The entries below need to be written out exactly, with no pictures included.

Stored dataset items
==*==

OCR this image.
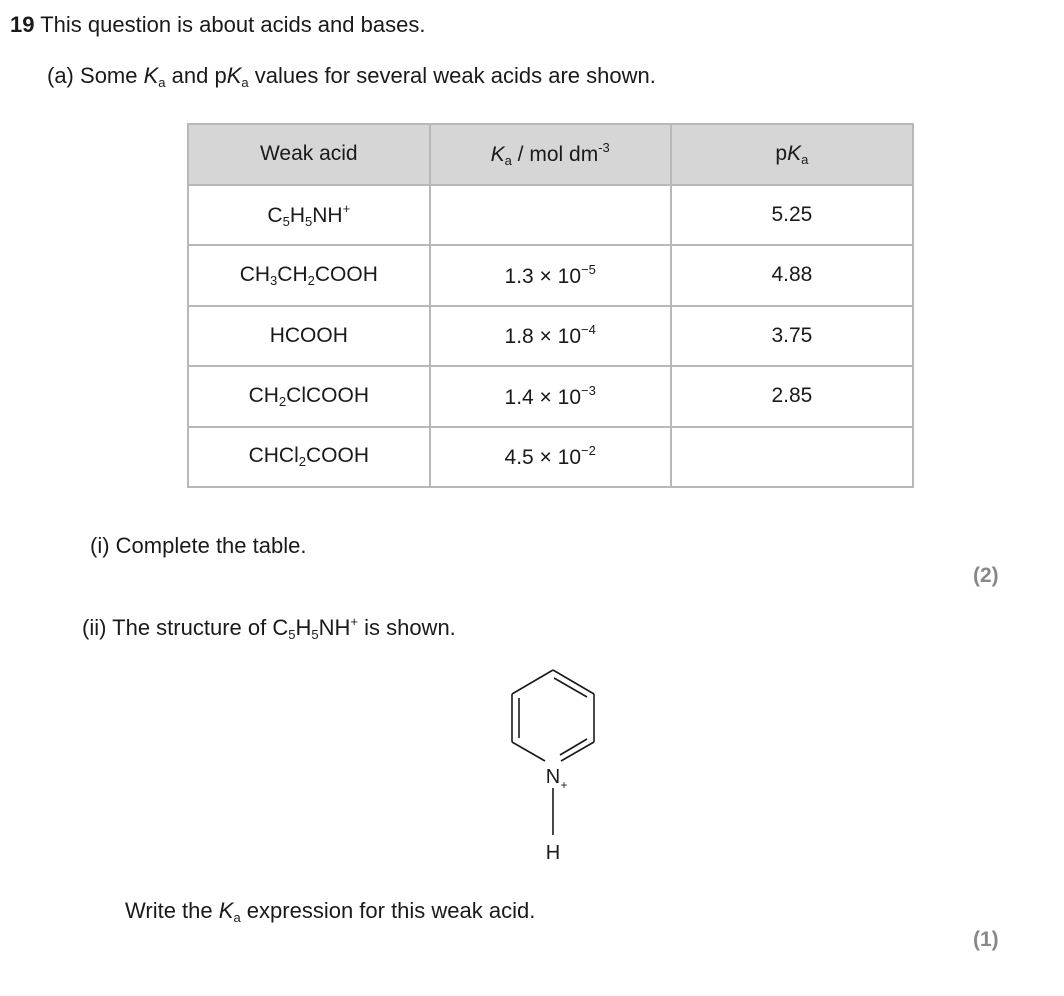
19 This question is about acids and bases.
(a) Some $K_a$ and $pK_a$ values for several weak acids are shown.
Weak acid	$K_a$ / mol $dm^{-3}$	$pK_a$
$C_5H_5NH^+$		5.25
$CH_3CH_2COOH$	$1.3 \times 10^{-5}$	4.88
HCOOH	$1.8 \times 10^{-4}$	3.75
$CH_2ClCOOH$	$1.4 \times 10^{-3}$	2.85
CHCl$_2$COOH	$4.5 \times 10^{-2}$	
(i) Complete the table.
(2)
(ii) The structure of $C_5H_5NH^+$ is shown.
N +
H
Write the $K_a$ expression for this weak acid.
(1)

==*==

> _Answer to the task_:
OCR this image.
19 This question is about acids and bases.
(a) Some $K_a$ and $pK_a$ values for several weak acids are shown.
Weak acid	$K_a$ / mol $dm^{-3}$	$pK_a$
$C_5H_5NH^+$		5.25
$CH_3CH_2COOH$	$1.3 \times 10^{-5}$	4.88
HCOOH	$1.8 \times 10^{-4}$	3.75
$CH_2ClCOOH$	$1.4 \times 10^{-3}$	2.85
CHCl$_2$COOH	$4.5 \times 10^{-2}$	
(i) Complete the table.
(2)
(ii) The structure of $C_5H_5NH^+$ is shown.
N +
H
Write the $K_a$ expression for this weak acid.
(1)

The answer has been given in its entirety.